Reproduce the records below exactly, leaving out any pictures.

※ ※ ※

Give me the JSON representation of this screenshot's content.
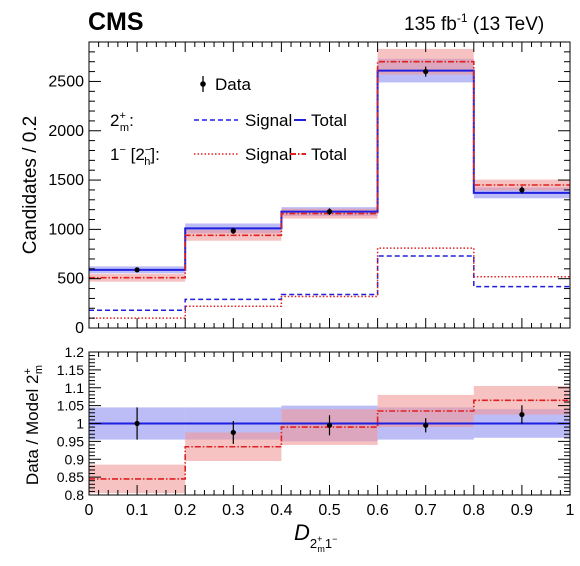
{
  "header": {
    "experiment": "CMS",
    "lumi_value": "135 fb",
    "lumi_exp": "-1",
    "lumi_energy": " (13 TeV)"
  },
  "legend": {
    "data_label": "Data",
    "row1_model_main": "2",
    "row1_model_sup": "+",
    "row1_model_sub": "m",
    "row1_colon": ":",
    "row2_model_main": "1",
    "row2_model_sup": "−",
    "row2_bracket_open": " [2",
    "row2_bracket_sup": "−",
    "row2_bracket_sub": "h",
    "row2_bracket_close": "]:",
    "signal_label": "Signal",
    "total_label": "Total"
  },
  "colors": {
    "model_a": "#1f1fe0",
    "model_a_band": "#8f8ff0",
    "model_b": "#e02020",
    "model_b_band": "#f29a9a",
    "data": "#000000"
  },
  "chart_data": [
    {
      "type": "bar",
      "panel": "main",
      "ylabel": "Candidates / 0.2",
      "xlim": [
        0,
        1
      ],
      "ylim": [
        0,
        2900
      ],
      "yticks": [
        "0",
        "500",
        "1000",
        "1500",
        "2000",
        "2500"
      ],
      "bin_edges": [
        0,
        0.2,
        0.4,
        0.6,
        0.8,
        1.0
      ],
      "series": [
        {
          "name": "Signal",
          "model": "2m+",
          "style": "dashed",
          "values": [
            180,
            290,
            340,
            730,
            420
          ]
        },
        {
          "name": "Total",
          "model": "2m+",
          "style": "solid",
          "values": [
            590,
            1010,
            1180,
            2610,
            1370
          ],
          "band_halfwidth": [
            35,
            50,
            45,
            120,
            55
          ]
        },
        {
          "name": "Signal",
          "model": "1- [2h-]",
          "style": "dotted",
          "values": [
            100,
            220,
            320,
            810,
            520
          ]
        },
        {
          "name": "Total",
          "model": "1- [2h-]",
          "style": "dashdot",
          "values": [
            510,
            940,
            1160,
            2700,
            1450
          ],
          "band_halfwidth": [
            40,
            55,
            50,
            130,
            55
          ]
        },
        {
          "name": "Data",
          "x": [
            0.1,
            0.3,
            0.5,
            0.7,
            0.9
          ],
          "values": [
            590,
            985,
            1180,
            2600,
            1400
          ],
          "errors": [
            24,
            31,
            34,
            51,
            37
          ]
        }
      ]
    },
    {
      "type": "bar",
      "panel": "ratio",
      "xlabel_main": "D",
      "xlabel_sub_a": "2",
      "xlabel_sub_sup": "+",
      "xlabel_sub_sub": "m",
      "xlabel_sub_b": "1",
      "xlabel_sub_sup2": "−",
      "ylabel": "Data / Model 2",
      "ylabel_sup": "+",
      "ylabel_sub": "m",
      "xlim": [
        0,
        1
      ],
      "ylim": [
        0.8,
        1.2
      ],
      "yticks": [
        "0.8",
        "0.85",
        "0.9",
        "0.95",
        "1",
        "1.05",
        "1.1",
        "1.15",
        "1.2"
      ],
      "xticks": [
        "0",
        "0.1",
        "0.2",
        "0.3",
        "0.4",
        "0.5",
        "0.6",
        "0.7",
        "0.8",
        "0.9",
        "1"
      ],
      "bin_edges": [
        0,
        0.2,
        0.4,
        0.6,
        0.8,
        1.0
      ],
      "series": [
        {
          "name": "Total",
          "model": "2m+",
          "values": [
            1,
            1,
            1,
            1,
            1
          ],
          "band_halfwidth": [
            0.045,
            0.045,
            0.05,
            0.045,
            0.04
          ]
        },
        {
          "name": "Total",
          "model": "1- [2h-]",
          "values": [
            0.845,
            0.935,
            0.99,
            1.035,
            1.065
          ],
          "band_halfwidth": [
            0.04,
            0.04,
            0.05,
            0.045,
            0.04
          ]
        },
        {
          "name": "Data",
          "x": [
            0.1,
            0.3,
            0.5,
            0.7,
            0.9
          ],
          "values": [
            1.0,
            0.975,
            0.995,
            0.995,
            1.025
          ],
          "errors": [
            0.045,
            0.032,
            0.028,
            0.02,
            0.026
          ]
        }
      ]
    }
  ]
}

※ ※ ※

## Full answer
Give me the JSON representation of this screenshot's content.
{
  "header": {
    "experiment": "CMS",
    "lumi_value": "135 fb",
    "lumi_exp": "-1",
    "lumi_energy": " (13 TeV)"
  },
  "legend": {
    "data_label": "Data",
    "row1_model_main": "2",
    "row1_model_sup": "+",
    "row1_model_sub": "m",
    "row1_colon": ":",
    "row2_model_main": "1",
    "row2_model_sup": "−",
    "row2_bracket_open": " [2",
    "row2_bracket_sup": "−",
    "row2_bracket_sub": "h",
    "row2_bracket_close": "]:",
    "signal_label": "Signal",
    "total_label": "Total"
  },
  "colors": {
    "model_a": "#1f1fe0",
    "model_a_band": "#8f8ff0",
    "model_b": "#e02020",
    "model_b_band": "#f29a9a",
    "data": "#000000"
  },
  "chart_data": [
    {
      "type": "bar",
      "panel": "main",
      "ylabel": "Candidates / 0.2",
      "xlim": [
        0,
        1
      ],
      "ylim": [
        0,
        2900
      ],
      "yticks": [
        "0",
        "500",
        "1000",
        "1500",
        "2000",
        "2500"
      ],
      "bin_edges": [
        0,
        0.2,
        0.4,
        0.6,
        0.8,
        1.0
      ],
      "series": [
        {
          "name": "Signal",
          "model": "2m+",
          "style": "dashed",
          "values": [
            180,
            290,
            340,
            730,
            420
          ]
        },
        {
          "name": "Total",
          "model": "2m+",
          "style": "solid",
          "values": [
            590,
            1010,
            1180,
            2610,
            1370
          ],
          "band_halfwidth": [
            35,
            50,
            45,
            120,
            55
          ]
        },
        {
          "name": "Signal",
          "model": "1- [2h-]",
          "style": "dotted",
          "values": [
            100,
            220,
            320,
            810,
            520
          ]
        },
        {
          "name": "Total",
          "model": "1- [2h-]",
          "style": "dashdot",
          "values": [
            510,
            940,
            1160,
            2700,
            1450
          ],
          "band_halfwidth": [
            40,
            55,
            50,
            130,
            55
          ]
        },
        {
          "name": "Data",
          "x": [
            0.1,
            0.3,
            0.5,
            0.7,
            0.9
          ],
          "values": [
            590,
            985,
            1180,
            2600,
            1400
          ],
          "errors": [
            24,
            31,
            34,
            51,
            37
          ]
        }
      ]
    },
    {
      "type": "bar",
      "panel": "ratio",
      "xlabel_main": "D",
      "xlabel_sub_a": "2",
      "xlabel_sub_sup": "+",
      "xlabel_sub_sub": "m",
      "xlabel_sub_b": "1",
      "xlabel_sub_sup2": "−",
      "ylabel": "Data / Model 2",
      "ylabel_sup": "+",
      "ylabel_sub": "m",
      "xlim": [
        0,
        1
      ],
      "ylim": [
        0.8,
        1.2
      ],
      "yticks": [
        "0.8",
        "0.85",
        "0.9",
        "0.95",
        "1",
        "1.05",
        "1.1",
        "1.15",
        "1.2"
      ],
      "xticks": [
        "0",
        "0.1",
        "0.2",
        "0.3",
        "0.4",
        "0.5",
        "0.6",
        "0.7",
        "0.8",
        "0.9",
        "1"
      ],
      "bin_edges": [
        0,
        0.2,
        0.4,
        0.6,
        0.8,
        1.0
      ],
      "series": [
        {
          "name": "Total",
          "model": "2m+",
          "values": [
            1,
            1,
            1,
            1,
            1
          ],
          "band_halfwidth": [
            0.045,
            0.045,
            0.05,
            0.045,
            0.04
          ]
        },
        {
          "name": "Total",
          "model": "1- [2h-]",
          "values": [
            0.845,
            0.935,
            0.99,
            1.035,
            1.065
          ],
          "band_halfwidth": [
            0.04,
            0.04,
            0.05,
            0.045,
            0.04
          ]
        },
        {
          "name": "Data",
          "x": [
            0.1,
            0.3,
            0.5,
            0.7,
            0.9
          ],
          "values": [
            1.0,
            0.975,
            0.995,
            0.995,
            1.025
          ],
          "errors": [
            0.045,
            0.032,
            0.028,
            0.02,
            0.026
          ]
        }
      ]
    }
  ]
}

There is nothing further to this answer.